* _Task objective_: In the material below, find each line holding the string "JSON" and copy it.

[Structured figure records]
────────────────────────────────────────

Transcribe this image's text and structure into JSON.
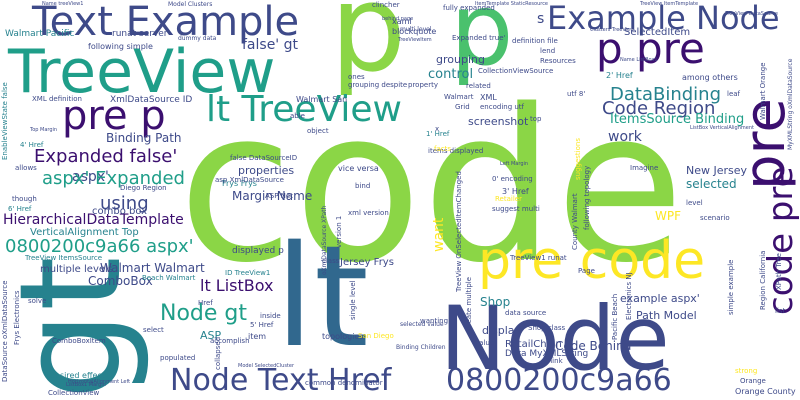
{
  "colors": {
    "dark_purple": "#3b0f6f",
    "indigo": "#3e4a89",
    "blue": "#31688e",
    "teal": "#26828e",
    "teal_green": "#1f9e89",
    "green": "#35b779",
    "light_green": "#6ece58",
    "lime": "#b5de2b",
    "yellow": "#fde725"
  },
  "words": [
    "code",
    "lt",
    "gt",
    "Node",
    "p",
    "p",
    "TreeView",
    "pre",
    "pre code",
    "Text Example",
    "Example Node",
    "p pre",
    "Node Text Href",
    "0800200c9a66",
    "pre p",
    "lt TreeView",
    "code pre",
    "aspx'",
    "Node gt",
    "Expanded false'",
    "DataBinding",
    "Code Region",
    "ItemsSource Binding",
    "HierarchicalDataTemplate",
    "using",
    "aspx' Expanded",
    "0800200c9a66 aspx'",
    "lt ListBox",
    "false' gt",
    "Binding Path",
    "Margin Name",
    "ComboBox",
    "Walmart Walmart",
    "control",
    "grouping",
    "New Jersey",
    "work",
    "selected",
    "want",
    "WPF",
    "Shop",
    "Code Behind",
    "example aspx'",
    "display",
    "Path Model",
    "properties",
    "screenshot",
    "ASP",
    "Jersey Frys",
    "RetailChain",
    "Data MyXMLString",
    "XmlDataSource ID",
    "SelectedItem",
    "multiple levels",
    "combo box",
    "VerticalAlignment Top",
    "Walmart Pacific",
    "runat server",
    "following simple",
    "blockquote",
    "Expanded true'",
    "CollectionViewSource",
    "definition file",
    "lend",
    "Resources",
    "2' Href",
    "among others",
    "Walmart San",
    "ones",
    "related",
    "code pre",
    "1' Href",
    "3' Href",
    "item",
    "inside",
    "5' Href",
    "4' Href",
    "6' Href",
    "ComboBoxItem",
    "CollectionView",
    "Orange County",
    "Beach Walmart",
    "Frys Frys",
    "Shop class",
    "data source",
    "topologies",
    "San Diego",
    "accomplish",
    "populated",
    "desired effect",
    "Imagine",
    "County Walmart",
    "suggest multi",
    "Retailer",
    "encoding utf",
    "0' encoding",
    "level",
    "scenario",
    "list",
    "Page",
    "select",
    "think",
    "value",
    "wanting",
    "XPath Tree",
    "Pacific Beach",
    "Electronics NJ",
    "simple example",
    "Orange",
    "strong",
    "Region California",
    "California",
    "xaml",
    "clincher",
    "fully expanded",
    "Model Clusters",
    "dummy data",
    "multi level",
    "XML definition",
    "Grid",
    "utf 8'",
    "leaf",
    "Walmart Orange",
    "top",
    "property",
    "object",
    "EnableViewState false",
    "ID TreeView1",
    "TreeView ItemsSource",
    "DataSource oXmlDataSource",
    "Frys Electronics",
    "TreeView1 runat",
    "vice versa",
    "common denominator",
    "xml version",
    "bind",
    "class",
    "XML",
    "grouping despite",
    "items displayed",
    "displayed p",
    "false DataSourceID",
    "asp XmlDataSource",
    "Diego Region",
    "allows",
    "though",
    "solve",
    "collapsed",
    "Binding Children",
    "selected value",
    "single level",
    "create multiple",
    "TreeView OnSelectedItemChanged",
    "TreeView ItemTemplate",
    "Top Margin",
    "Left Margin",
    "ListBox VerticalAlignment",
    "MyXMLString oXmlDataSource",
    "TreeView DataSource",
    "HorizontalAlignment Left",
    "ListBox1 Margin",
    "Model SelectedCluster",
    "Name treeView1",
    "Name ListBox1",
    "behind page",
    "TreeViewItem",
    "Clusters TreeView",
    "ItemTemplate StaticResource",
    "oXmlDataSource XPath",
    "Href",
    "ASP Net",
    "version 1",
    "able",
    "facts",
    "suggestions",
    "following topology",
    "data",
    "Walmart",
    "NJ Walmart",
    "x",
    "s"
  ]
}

────────────────────────────────────────

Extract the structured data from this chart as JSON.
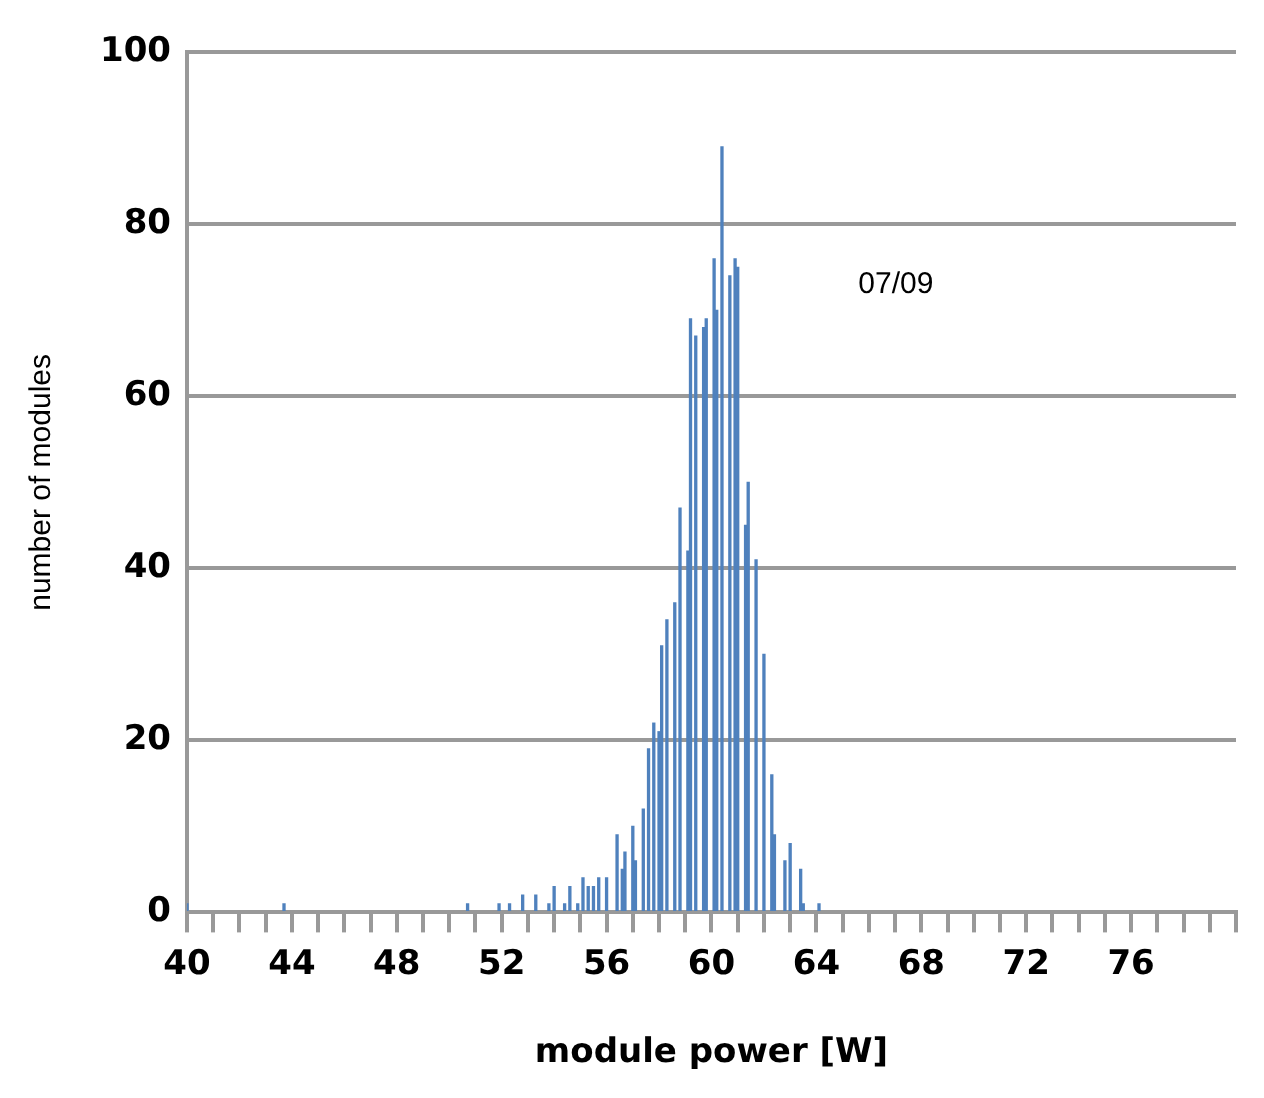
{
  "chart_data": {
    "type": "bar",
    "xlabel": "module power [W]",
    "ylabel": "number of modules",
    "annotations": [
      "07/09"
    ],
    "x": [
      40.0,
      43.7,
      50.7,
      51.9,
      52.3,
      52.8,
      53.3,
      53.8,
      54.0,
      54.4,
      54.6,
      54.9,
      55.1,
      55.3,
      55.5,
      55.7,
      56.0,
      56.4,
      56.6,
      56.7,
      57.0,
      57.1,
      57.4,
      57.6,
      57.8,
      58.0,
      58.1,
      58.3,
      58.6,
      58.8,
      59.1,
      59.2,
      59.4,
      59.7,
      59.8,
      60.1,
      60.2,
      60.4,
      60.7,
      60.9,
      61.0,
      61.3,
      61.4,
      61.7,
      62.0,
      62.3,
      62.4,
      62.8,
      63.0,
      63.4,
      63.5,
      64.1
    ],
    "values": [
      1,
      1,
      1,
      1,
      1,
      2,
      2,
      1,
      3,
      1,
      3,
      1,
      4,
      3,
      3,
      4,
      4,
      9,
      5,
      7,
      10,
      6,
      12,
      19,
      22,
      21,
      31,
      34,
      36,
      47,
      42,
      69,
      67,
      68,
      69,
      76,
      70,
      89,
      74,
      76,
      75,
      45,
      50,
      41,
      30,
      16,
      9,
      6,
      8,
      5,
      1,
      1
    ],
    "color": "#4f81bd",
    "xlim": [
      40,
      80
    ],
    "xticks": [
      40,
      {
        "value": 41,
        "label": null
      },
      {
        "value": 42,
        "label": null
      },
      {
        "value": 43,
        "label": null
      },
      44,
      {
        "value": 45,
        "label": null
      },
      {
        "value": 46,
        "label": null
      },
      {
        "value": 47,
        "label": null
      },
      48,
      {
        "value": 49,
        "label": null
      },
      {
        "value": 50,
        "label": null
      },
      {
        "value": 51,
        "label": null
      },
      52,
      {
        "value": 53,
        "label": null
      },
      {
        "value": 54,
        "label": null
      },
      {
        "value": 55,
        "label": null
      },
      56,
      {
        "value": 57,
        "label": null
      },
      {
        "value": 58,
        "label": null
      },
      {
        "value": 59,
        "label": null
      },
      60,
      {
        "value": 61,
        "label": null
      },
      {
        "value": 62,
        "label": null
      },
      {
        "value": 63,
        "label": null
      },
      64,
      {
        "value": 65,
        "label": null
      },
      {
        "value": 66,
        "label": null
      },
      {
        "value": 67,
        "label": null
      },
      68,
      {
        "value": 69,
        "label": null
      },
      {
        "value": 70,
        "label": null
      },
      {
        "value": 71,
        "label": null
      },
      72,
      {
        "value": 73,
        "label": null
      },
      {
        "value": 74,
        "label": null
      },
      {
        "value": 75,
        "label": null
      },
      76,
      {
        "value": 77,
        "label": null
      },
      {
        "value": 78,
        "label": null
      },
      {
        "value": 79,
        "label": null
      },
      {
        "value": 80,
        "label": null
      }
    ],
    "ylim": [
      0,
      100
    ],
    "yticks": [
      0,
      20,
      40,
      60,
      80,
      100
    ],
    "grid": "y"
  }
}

────────────────────────────────────────

* _Solved problem_:
Transcribe this image's text and structure into JSON.
Extract the structured data from this chart as JSON.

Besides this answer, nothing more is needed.